- _Extracted data_:
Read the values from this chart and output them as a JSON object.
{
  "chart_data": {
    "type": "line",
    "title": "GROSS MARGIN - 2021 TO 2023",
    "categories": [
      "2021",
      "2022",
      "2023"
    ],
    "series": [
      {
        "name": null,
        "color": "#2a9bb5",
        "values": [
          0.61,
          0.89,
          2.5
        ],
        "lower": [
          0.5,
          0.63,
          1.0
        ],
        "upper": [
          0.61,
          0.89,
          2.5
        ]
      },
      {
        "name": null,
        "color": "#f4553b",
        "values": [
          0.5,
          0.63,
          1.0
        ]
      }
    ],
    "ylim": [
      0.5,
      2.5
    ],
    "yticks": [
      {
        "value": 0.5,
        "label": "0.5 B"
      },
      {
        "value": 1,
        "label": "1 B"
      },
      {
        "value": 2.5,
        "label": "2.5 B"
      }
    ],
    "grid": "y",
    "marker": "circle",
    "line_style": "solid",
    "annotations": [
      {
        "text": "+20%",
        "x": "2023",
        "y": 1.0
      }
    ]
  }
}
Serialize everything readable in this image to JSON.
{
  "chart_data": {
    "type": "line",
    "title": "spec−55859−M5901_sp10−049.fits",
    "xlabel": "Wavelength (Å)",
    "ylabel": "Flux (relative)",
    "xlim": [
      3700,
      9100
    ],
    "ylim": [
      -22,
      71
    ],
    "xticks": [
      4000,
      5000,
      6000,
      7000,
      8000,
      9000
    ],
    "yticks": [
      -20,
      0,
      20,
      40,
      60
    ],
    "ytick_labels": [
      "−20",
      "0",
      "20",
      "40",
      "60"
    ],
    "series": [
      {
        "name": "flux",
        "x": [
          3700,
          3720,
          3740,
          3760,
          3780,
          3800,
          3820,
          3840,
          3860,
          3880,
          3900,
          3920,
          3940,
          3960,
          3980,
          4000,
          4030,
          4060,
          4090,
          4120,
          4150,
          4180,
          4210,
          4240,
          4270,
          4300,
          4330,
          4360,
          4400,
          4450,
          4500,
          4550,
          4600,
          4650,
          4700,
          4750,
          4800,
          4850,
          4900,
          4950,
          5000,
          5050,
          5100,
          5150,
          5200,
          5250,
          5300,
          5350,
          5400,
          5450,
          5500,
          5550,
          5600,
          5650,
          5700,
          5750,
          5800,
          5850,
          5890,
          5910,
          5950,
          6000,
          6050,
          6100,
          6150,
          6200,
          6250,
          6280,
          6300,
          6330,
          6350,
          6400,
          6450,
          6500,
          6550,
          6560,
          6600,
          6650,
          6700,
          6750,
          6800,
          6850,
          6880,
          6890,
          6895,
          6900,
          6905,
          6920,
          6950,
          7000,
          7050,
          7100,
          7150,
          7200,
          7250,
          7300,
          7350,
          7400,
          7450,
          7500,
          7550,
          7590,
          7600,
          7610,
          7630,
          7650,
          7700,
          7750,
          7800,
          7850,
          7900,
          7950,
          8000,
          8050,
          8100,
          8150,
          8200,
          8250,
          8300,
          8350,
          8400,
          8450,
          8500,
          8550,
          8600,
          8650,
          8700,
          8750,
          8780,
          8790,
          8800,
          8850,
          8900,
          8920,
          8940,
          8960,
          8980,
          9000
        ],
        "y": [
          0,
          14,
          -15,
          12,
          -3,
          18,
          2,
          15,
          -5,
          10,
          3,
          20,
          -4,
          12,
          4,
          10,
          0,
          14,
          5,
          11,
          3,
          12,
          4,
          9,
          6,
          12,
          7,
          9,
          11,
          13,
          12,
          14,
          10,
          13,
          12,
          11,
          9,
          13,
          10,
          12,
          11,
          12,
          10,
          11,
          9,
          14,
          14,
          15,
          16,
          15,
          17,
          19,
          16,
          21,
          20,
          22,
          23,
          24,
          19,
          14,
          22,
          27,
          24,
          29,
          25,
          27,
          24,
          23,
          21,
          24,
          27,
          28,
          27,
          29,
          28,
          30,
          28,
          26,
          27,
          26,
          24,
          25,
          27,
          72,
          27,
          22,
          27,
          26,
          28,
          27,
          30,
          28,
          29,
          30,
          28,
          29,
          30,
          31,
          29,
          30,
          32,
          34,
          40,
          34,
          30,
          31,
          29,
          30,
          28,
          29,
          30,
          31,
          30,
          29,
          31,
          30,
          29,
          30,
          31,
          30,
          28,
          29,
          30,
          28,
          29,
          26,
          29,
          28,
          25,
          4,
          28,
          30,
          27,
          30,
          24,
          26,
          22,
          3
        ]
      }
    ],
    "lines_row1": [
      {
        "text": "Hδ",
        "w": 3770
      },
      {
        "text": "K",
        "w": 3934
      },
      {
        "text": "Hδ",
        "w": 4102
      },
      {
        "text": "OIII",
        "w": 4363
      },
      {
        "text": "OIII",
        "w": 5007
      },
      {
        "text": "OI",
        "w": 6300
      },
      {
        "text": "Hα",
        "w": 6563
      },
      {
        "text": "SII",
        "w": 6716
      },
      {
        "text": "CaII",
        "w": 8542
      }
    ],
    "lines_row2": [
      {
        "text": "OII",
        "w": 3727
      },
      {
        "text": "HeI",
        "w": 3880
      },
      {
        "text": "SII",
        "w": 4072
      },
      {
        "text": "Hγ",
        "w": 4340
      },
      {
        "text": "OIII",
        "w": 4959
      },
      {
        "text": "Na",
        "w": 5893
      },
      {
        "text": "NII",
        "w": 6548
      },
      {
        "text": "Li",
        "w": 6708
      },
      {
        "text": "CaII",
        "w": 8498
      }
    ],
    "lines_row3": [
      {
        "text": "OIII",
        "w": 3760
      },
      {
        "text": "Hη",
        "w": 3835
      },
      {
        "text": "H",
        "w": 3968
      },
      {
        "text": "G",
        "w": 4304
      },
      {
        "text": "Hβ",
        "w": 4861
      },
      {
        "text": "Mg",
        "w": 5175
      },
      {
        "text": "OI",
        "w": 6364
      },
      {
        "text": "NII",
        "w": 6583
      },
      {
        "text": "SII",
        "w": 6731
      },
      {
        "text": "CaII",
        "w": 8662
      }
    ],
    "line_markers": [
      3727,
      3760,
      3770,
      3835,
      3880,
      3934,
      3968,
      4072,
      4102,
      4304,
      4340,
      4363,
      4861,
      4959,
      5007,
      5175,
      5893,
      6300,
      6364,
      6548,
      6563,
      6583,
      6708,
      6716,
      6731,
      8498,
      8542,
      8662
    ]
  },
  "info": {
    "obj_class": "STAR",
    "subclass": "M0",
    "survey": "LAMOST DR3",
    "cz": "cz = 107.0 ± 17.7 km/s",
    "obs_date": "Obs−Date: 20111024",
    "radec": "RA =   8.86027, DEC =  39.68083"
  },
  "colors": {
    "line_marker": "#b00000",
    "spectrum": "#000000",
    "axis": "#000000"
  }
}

- _Work to be completed_:
Write out the whole listing again. Match it word for word.

- _Solution to the exercise_:
Read the values from this chart and output them as a JSON object.
{
  "chart_data": {
    "type": "line",
    "title": "GROSS MARGIN - 2021 TO 2023",
    "categories": [
      "2021",
      "2022",
      "2023"
    ],
    "series": [
      {
        "name": null,
        "color": "#2a9bb5",
        "values": [
          0.61,
          0.89,
          2.5
        ],
        "lower": [
          0.5,
          0.63,
          1.0
        ],
        "upper": [
          0.61,
          0.89,
          2.5
        ]
      },
      {
        "name": null,
        "color": "#f4553b",
        "values": [
          0.5,
          0.63,
          1.0
        ]
      }
    ],
    "ylim": [
      0.5,
      2.5
    ],
    "yticks": [
      {
        "value": 0.5,
        "label": "0.5 B"
      },
      {
        "value": 1,
        "label": "1 B"
      },
      {
        "value": 2.5,
        "label": "2.5 B"
      }
    ],
    "grid": "y",
    "marker": "circle",
    "line_style": "solid",
    "annotations": [
      {
        "text": "+20%",
        "x": "2023",
        "y": 1.0
      }
    ]
  }
}
Serialize everything readable in this image to JSON.
{
  "chart_data": {
    "type": "line",
    "title": "spec−55859−M5901_sp10−049.fits",
    "xlabel": "Wavelength (Å)",
    "ylabel": "Flux (relative)",
    "xlim": [
      3700,
      9100
    ],
    "ylim": [
      -22,
      71
    ],
    "xticks": [
      4000,
      5000,
      6000,
      7000,
      8000,
      9000
    ],
    "yticks": [
      -20,
      0,
      20,
      40,
      60
    ],
    "ytick_labels": [
      "−20",
      "0",
      "20",
      "40",
      "60"
    ],
    "series": [
      {
        "name": "flux",
        "x": [
          3700,
          3720,
          3740,
          3760,
          3780,
          3800,
          3820,
          3840,
          3860,
          3880,
          3900,
          3920,
          3940,
          3960,
          3980,
          4000,
          4030,
          4060,
          4090,
          4120,
          4150,
          4180,
          4210,
          4240,
          4270,
          4300,
          4330,
          4360,
          4400,
          4450,
          4500,
          4550,
          4600,
          4650,
          4700,
          4750,
          4800,
          4850,
          4900,
          4950,
          5000,
          5050,
          5100,
          5150,
          5200,
          5250,
          5300,
          5350,
          5400,
          5450,
          5500,
          5550,
          5600,
          5650,
          5700,
          5750,
          5800,
          5850,
          5890,
          5910,
          5950,
          6000,
          6050,
          6100,
          6150,
          6200,
          6250,
          6280,
          6300,
          6330,
          6350,
          6400,
          6450,
          6500,
          6550,
          6560,
          6600,
          6650,
          6700,
          6750,
          6800,
          6850,
          6880,
          6890,
          6895,
          6900,
          6905,
          6920,
          6950,
          7000,
          7050,
          7100,
          7150,
          7200,
          7250,
          7300,
          7350,
          7400,
          7450,
          7500,
          7550,
          7590,
          7600,
          7610,
          7630,
          7650,
          7700,
          7750,
          7800,
          7850,
          7900,
          7950,
          8000,
          8050,
          8100,
          8150,
          8200,
          8250,
          8300,
          8350,
          8400,
          8450,
          8500,
          8550,
          8600,
          8650,
          8700,
          8750,
          8780,
          8790,
          8800,
          8850,
          8900,
          8920,
          8940,
          8960,
          8980,
          9000
        ],
        "y": [
          0,
          14,
          -15,
          12,
          -3,
          18,
          2,
          15,
          -5,
          10,
          3,
          20,
          -4,
          12,
          4,
          10,
          0,
          14,
          5,
          11,
          3,
          12,
          4,
          9,
          6,
          12,
          7,
          9,
          11,
          13,
          12,
          14,
          10,
          13,
          12,
          11,
          9,
          13,
          10,
          12,
          11,
          12,
          10,
          11,
          9,
          14,
          14,
          15,
          16,
          15,
          17,
          19,
          16,
          21,
          20,
          22,
          23,
          24,
          19,
          14,
          22,
          27,
          24,
          29,
          25,
          27,
          24,
          23,
          21,
          24,
          27,
          28,
          27,
          29,
          28,
          30,
          28,
          26,
          27,
          26,
          24,
          25,
          27,
          72,
          27,
          22,
          27,
          26,
          28,
          27,
          30,
          28,
          29,
          30,
          28,
          29,
          30,
          31,
          29,
          30,
          32,
          34,
          40,
          34,
          30,
          31,
          29,
          30,
          28,
          29,
          30,
          31,
          30,
          29,
          31,
          30,
          29,
          30,
          31,
          30,
          28,
          29,
          30,
          28,
          29,
          26,
          29,
          28,
          25,
          4,
          28,
          30,
          27,
          30,
          24,
          26,
          22,
          3
        ]
      }
    ],
    "lines_row1": [
      {
        "text": "Hδ",
        "w": 3770
      },
      {
        "text": "K",
        "w": 3934
      },
      {
        "text": "Hδ",
        "w": 4102
      },
      {
        "text": "OIII",
        "w": 4363
      },
      {
        "text": "OIII",
        "w": 5007
      },
      {
        "text": "OI",
        "w": 6300
      },
      {
        "text": "Hα",
        "w": 6563
      },
      {
        "text": "SII",
        "w": 6716
      },
      {
        "text": "CaII",
        "w": 8542
      }
    ],
    "lines_row2": [
      {
        "text": "OII",
        "w": 3727
      },
      {
        "text": "HeI",
        "w": 3880
      },
      {
        "text": "SII",
        "w": 4072
      },
      {
        "text": "Hγ",
        "w": 4340
      },
      {
        "text": "OIII",
        "w": 4959
      },
      {
        "text": "Na",
        "w": 5893
      },
      {
        "text": "NII",
        "w": 6548
      },
      {
        "text": "Li",
        "w": 6708
      },
      {
        "text": "CaII",
        "w": 8498
      }
    ],
    "lines_row3": [
      {
        "text": "OIII",
        "w": 3760
      },
      {
        "text": "Hη",
        "w": 3835
      },
      {
        "text": "H",
        "w": 3968
      },
      {
        "text": "G",
        "w": 4304
      },
      {
        "text": "Hβ",
        "w": 4861
      },
      {
        "text": "Mg",
        "w": 5175
      },
      {
        "text": "OI",
        "w": 6364
      },
      {
        "text": "NII",
        "w": 6583
      },
      {
        "text": "SII",
        "w": 6731
      },
      {
        "text": "CaII",
        "w": 8662
      }
    ],
    "line_markers": [
      3727,
      3760,
      3770,
      3835,
      3880,
      3934,
      3968,
      4072,
      4102,
      4304,
      4340,
      4363,
      4861,
      4959,
      5007,
      5175,
      5893,
      6300,
      6364,
      6548,
      6563,
      6583,
      6708,
      6716,
      6731,
      8498,
      8542,
      8662
    ]
  },
  "info": {
    "obj_class": "STAR",
    "subclass": "M0",
    "survey": "LAMOST DR3",
    "cz": "cz = 107.0 ± 17.7 km/s",
    "obs_date": "Obs−Date: 20111024",
    "radec": "RA =   8.86027, DEC =  39.68083"
  },
  "colors": {
    "line_marker": "#b00000",
    "spectrum": "#000000",
    "axis": "#000000"
  }
}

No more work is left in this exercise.